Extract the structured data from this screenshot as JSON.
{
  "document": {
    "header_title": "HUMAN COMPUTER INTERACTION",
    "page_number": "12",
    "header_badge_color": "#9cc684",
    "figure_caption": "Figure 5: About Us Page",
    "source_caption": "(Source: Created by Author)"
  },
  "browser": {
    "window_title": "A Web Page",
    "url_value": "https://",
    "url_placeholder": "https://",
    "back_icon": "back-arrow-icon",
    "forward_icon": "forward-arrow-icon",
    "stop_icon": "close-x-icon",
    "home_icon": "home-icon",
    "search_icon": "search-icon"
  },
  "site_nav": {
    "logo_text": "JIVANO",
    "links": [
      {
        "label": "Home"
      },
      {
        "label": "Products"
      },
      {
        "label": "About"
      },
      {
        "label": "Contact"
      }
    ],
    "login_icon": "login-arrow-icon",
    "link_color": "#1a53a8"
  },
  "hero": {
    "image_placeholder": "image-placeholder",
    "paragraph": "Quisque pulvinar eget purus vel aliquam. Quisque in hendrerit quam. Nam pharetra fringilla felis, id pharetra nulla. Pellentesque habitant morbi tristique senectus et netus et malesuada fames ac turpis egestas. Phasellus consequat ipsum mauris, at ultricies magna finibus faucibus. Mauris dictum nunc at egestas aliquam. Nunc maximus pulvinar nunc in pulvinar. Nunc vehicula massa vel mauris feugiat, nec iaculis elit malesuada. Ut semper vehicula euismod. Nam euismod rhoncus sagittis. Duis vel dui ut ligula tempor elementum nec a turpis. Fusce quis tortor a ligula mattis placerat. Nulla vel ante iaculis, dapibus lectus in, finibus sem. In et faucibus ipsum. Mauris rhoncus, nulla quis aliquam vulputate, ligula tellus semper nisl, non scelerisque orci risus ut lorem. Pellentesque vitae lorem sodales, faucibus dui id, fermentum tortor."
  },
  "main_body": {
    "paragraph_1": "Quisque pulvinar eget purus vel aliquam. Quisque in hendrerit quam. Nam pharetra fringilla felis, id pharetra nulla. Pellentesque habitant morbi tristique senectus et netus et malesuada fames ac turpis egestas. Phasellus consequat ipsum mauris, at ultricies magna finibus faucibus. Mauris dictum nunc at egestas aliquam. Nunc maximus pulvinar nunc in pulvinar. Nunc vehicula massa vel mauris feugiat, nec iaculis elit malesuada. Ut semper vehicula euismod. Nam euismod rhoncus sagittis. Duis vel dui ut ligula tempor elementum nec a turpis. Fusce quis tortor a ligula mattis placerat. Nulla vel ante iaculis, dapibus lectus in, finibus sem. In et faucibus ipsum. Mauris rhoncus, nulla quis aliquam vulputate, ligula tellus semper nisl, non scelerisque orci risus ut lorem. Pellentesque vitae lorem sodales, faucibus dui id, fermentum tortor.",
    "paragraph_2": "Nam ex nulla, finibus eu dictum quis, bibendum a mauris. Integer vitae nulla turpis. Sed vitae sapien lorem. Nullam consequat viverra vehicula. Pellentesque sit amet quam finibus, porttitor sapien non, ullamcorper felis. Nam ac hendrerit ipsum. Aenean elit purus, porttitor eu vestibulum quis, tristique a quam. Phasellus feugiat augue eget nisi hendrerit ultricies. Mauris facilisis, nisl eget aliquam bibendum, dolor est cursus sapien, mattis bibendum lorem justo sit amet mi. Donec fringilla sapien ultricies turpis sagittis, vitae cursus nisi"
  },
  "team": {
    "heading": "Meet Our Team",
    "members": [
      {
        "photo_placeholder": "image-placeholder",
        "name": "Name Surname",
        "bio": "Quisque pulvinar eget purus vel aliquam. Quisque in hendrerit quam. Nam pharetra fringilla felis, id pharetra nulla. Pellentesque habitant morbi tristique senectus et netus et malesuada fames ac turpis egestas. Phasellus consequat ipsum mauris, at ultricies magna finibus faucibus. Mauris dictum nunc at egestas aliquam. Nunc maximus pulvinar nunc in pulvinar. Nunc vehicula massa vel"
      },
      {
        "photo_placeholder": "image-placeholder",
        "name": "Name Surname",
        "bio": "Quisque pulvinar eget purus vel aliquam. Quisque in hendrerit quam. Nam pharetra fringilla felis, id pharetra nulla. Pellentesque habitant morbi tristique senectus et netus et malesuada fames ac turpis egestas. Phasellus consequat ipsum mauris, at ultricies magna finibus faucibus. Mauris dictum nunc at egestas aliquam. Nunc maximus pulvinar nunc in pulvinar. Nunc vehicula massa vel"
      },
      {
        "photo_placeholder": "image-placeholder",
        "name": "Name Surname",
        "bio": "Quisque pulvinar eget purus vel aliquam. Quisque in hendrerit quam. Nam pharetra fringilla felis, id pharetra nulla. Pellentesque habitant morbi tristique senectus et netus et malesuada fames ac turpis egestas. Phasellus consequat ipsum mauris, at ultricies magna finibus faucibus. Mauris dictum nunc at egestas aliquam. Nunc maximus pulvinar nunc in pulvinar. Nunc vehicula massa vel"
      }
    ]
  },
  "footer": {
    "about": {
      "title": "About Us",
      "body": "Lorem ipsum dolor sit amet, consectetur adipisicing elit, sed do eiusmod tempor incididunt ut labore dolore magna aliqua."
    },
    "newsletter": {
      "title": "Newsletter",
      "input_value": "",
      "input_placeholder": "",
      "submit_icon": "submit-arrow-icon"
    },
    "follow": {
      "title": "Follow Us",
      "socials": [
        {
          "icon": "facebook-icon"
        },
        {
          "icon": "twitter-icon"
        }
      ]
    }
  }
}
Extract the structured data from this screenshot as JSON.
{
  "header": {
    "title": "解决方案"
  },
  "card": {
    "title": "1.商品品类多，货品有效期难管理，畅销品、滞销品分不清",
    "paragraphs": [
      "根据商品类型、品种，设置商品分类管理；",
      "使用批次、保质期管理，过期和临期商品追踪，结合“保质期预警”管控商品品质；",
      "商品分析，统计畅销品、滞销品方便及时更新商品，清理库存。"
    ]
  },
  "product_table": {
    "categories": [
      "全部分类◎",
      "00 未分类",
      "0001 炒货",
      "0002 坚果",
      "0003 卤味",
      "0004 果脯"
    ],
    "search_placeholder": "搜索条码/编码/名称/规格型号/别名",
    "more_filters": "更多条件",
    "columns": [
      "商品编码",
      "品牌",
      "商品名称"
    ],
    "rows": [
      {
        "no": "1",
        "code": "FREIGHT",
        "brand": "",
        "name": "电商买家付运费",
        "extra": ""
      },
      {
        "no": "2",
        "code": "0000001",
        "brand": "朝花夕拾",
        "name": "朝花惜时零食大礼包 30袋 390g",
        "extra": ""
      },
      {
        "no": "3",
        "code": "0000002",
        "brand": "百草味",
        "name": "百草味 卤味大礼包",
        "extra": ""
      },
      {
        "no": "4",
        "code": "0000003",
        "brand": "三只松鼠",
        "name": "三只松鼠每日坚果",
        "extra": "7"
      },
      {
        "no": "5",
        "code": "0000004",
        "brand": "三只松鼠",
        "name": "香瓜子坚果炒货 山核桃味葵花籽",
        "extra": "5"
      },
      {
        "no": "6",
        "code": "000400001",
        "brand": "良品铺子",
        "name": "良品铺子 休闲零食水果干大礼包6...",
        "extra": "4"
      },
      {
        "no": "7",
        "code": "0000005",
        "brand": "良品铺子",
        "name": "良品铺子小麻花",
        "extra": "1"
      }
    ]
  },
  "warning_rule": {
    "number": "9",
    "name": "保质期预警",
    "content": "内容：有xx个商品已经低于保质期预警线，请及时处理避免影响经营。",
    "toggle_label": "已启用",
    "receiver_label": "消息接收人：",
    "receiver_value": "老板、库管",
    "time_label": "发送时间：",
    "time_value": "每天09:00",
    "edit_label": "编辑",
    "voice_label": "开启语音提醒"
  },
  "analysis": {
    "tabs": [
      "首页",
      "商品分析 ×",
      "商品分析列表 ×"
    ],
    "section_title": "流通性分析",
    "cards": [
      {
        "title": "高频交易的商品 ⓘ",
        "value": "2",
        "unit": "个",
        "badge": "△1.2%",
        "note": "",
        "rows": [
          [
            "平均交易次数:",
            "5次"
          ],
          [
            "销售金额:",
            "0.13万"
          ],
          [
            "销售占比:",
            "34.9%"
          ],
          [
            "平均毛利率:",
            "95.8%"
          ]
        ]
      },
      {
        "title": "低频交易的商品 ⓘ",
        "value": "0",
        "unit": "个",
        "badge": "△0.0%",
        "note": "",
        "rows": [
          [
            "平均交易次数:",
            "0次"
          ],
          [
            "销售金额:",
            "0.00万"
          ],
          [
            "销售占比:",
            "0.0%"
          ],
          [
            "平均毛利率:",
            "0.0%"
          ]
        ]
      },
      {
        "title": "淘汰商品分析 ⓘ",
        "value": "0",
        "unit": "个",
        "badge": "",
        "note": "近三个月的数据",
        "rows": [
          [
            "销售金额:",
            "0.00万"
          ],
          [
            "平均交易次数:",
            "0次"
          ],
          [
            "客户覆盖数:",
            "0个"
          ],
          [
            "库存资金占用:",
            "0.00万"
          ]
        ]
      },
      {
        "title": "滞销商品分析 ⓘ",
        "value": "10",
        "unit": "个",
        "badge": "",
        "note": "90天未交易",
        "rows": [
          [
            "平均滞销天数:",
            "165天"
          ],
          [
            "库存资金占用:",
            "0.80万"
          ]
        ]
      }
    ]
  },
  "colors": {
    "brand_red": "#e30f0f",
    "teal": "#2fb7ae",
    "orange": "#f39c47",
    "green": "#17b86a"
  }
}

_ _ _

From the data above, copy each line where the string "icon" appears.

    "back_icon": "back-arrow-icon",
    "forward_icon": "forward-arrow-icon",
    "stop_icon": "close-x-icon",
    "home_icon": "home-icon",
    "search_icon": "search-icon"
    "login_icon": "login-arrow-icon",
      "submit_icon": "submit-arrow-icon"
          "icon": "facebook-icon"
          "icon": "twitter-icon"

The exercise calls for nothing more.